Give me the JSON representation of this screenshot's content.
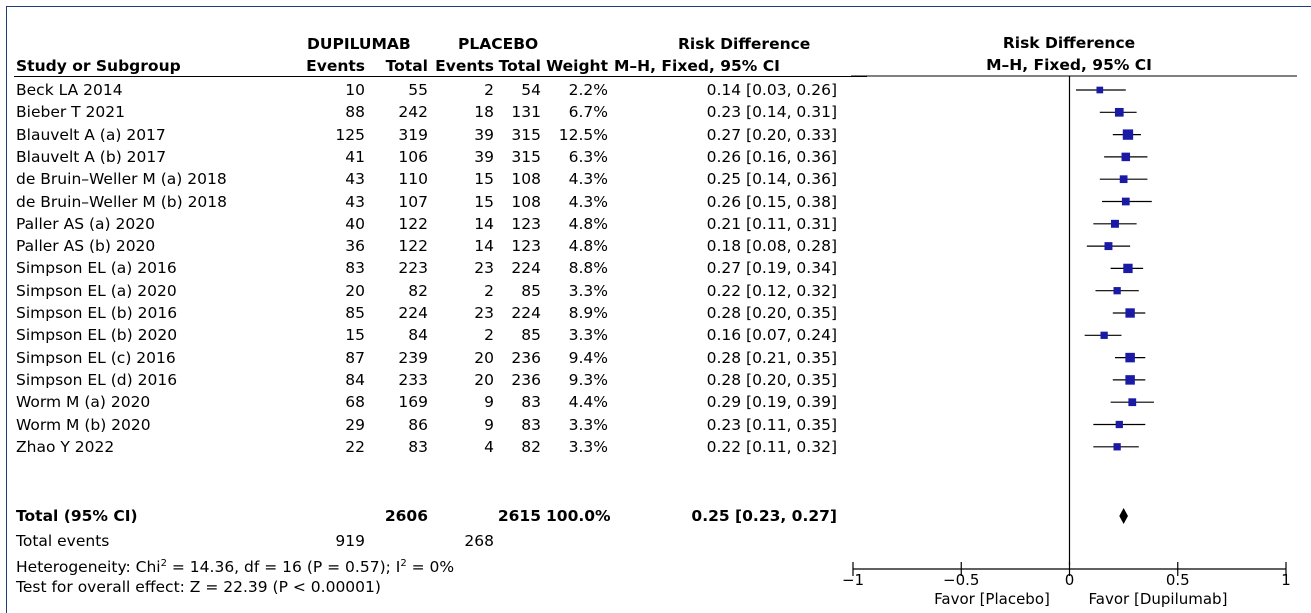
{
  "header": {
    "group1": "DUPILUMAB",
    "group2": "PLACEBO",
    "rd_title": "Risk Difference",
    "col_study": "Study or Subgroup",
    "col_events1": "Events",
    "col_total1": "Total",
    "col_events2": "Events",
    "col_total2": "Total",
    "col_weight": "Weight",
    "col_rd": "M–H, Fixed, 95% CI",
    "plot_title": "Risk Difference",
    "plot_subtitle": "M–H, Fixed, 95% CI"
  },
  "studies": [
    {
      "name": "Beck LA 2014",
      "e1": "10",
      "t1": "55",
      "e2": "2",
      "t2": "54",
      "weight": "2.2%",
      "rd": "0.14 [0.03, 0.26]"
    },
    {
      "name": "Bieber T 2021",
      "e1": "88",
      "t1": "242",
      "e2": "18",
      "t2": "131",
      "weight": "6.7%",
      "rd": "0.23 [0.14, 0.31]"
    },
    {
      "name": "Blauvelt A (a) 2017",
      "e1": "125",
      "t1": "319",
      "e2": "39",
      "t2": "315",
      "weight": "12.5%",
      "rd": "0.27 [0.20, 0.33]"
    },
    {
      "name": "Blauvelt A (b) 2017",
      "e1": "41",
      "t1": "106",
      "e2": "39",
      "t2": "315",
      "weight": "6.3%",
      "rd": "0.26 [0.16, 0.36]"
    },
    {
      "name": "de Bruin–Weller M (a) 2018",
      "e1": "43",
      "t1": "110",
      "e2": "15",
      "t2": "108",
      "weight": "4.3%",
      "rd": "0.25 [0.14, 0.36]"
    },
    {
      "name": "de Bruin–Weller M (b) 2018",
      "e1": "43",
      "t1": "107",
      "e2": "15",
      "t2": "108",
      "weight": "4.3%",
      "rd": "0.26 [0.15, 0.38]"
    },
    {
      "name": "Paller AS (a) 2020",
      "e1": "40",
      "t1": "122",
      "e2": "14",
      "t2": "123",
      "weight": "4.8%",
      "rd": "0.21 [0.11, 0.31]"
    },
    {
      "name": "Paller AS (b) 2020",
      "e1": "36",
      "t1": "122",
      "e2": "14",
      "t2": "123",
      "weight": "4.8%",
      "rd": "0.18 [0.08, 0.28]"
    },
    {
      "name": "Simpson EL (a) 2016",
      "e1": "83",
      "t1": "223",
      "e2": "23",
      "t2": "224",
      "weight": "8.8%",
      "rd": "0.27 [0.19, 0.34]"
    },
    {
      "name": "Simpson EL (a) 2020",
      "e1": "20",
      "t1": "82",
      "e2": "2",
      "t2": "85",
      "weight": "3.3%",
      "rd": "0.22 [0.12, 0.32]"
    },
    {
      "name": "Simpson EL (b) 2016",
      "e1": "85",
      "t1": "224",
      "e2": "23",
      "t2": "224",
      "weight": "8.9%",
      "rd": "0.28 [0.20, 0.35]"
    },
    {
      "name": "Simpson EL (b) 2020",
      "e1": "15",
      "t1": "84",
      "e2": "2",
      "t2": "85",
      "weight": "3.3%",
      "rd": "0.16 [0.07, 0.24]"
    },
    {
      "name": "Simpson EL (c) 2016",
      "e1": "87",
      "t1": "239",
      "e2": "20",
      "t2": "236",
      "weight": "9.4%",
      "rd": "0.28 [0.21, 0.35]"
    },
    {
      "name": "Simpson EL (d) 2016",
      "e1": "84",
      "t1": "233",
      "e2": "20",
      "t2": "236",
      "weight": "9.3%",
      "rd": "0.28 [0.20, 0.35]"
    },
    {
      "name": "Worm M (a) 2020",
      "e1": "68",
      "t1": "169",
      "e2": "9",
      "t2": "83",
      "weight": "4.4%",
      "rd": "0.29 [0.19, 0.39]"
    },
    {
      "name": "Worm M (b) 2020",
      "e1": "29",
      "t1": "86",
      "e2": "9",
      "t2": "83",
      "weight": "3.3%",
      "rd": "0.23 [0.11, 0.35]"
    },
    {
      "name": "Zhao Y 2022",
      "e1": "22",
      "t1": "83",
      "e2": "4",
      "t2": "82",
      "weight": "3.3%",
      "rd": "0.22 [0.11, 0.32]"
    }
  ],
  "total": {
    "label": "Total (95% CI)",
    "t1": "2606",
    "t2": "2615",
    "weight": "100.0%",
    "rd": "0.25 [0.23, 0.27]"
  },
  "total_events": {
    "label": "Total events",
    "e1": "919",
    "e2": "268"
  },
  "heterogeneity": {
    "prefix": "Heterogeneity: Chi",
    "sup1": "2",
    "mid": " = 14.36, df = 16 (P = 0.57); I",
    "sup2": "2",
    "suffix": " = 0%"
  },
  "overall_effect": "Test for overall effect: Z = 22.39 (P < 0.00001)",
  "axis": {
    "favor_left": "Favor [Placebo]",
    "favor_right": "Favor [Dupilumab]"
  },
  "chart_data": {
    "type": "forest",
    "title": "Risk Difference",
    "subtitle": "M–H, Fixed, 95% CI",
    "xlim": [
      -1,
      1
    ],
    "ticks": [
      -1,
      -0.5,
      0,
      0.5,
      1
    ],
    "tick_labels": [
      "−1",
      "−0.5",
      "0",
      "0.5",
      "1"
    ],
    "colors": {
      "marker": "#1a1aa6",
      "diamond": "#000000",
      "line": "#000000"
    },
    "studies": [
      {
        "est": 0.14,
        "lo": 0.03,
        "hi": 0.26,
        "weight": 2.2
      },
      {
        "est": 0.23,
        "lo": 0.14,
        "hi": 0.31,
        "weight": 6.7
      },
      {
        "est": 0.27,
        "lo": 0.2,
        "hi": 0.33,
        "weight": 12.5
      },
      {
        "est": 0.26,
        "lo": 0.16,
        "hi": 0.36,
        "weight": 6.3
      },
      {
        "est": 0.25,
        "lo": 0.14,
        "hi": 0.36,
        "weight": 4.3
      },
      {
        "est": 0.26,
        "lo": 0.15,
        "hi": 0.38,
        "weight": 4.3
      },
      {
        "est": 0.21,
        "lo": 0.11,
        "hi": 0.31,
        "weight": 4.8
      },
      {
        "est": 0.18,
        "lo": 0.08,
        "hi": 0.28,
        "weight": 4.8
      },
      {
        "est": 0.27,
        "lo": 0.19,
        "hi": 0.34,
        "weight": 8.8
      },
      {
        "est": 0.22,
        "lo": 0.12,
        "hi": 0.32,
        "weight": 3.3
      },
      {
        "est": 0.28,
        "lo": 0.2,
        "hi": 0.35,
        "weight": 8.9
      },
      {
        "est": 0.16,
        "lo": 0.07,
        "hi": 0.24,
        "weight": 3.3
      },
      {
        "est": 0.28,
        "lo": 0.21,
        "hi": 0.35,
        "weight": 9.4
      },
      {
        "est": 0.28,
        "lo": 0.2,
        "hi": 0.35,
        "weight": 9.3
      },
      {
        "est": 0.29,
        "lo": 0.19,
        "hi": 0.39,
        "weight": 4.4
      },
      {
        "est": 0.23,
        "lo": 0.11,
        "hi": 0.35,
        "weight": 3.3
      },
      {
        "est": 0.22,
        "lo": 0.11,
        "hi": 0.32,
        "weight": 3.3
      }
    ],
    "total": {
      "est": 0.25,
      "lo": 0.23,
      "hi": 0.27
    }
  }
}
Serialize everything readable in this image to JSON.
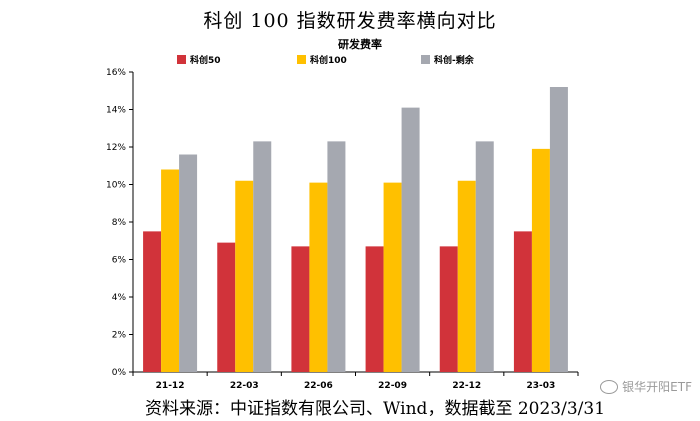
{
  "page_title": "科创 100 指数研发费率横向对比",
  "source_text": "资料来源：中证指数有限公司、Wind，数据截至 2023/3/31",
  "watermark_text": "银华开阳ETF",
  "chart_data": {
    "type": "bar",
    "title": "研发费率",
    "categories": [
      "21-12",
      "22-03",
      "22-06",
      "22-09",
      "22-12",
      "23-03"
    ],
    "series": [
      {
        "name": "科创50",
        "color": "#d1333a",
        "values": [
          7.5,
          6.9,
          6.7,
          6.7,
          6.7,
          7.5
        ]
      },
      {
        "name": "科创100",
        "color": "#ffc000",
        "values": [
          10.8,
          10.2,
          10.1,
          10.1,
          10.2,
          11.9
        ]
      },
      {
        "name": "科创-剩余",
        "color": "#a5a8b0",
        "values": [
          11.6,
          12.3,
          12.3,
          14.1,
          12.3,
          15.2
        ]
      }
    ],
    "ylim": [
      0,
      16
    ],
    "yticks": [
      "0%",
      "2%",
      "4%",
      "6%",
      "8%",
      "10%",
      "12%",
      "14%",
      "16%"
    ],
    "legend_position": "top",
    "grid": false
  }
}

----------------------------------------

Identify every line holding the word "Fixed" and copy it out.

=== Result of the exercise ===
    "col_rd": "M–H, Fixed, 95% CI",
    "plot_subtitle": "M–H, Fixed, 95% CI"
    "subtitle": "M–H, Fixed, 95% CI",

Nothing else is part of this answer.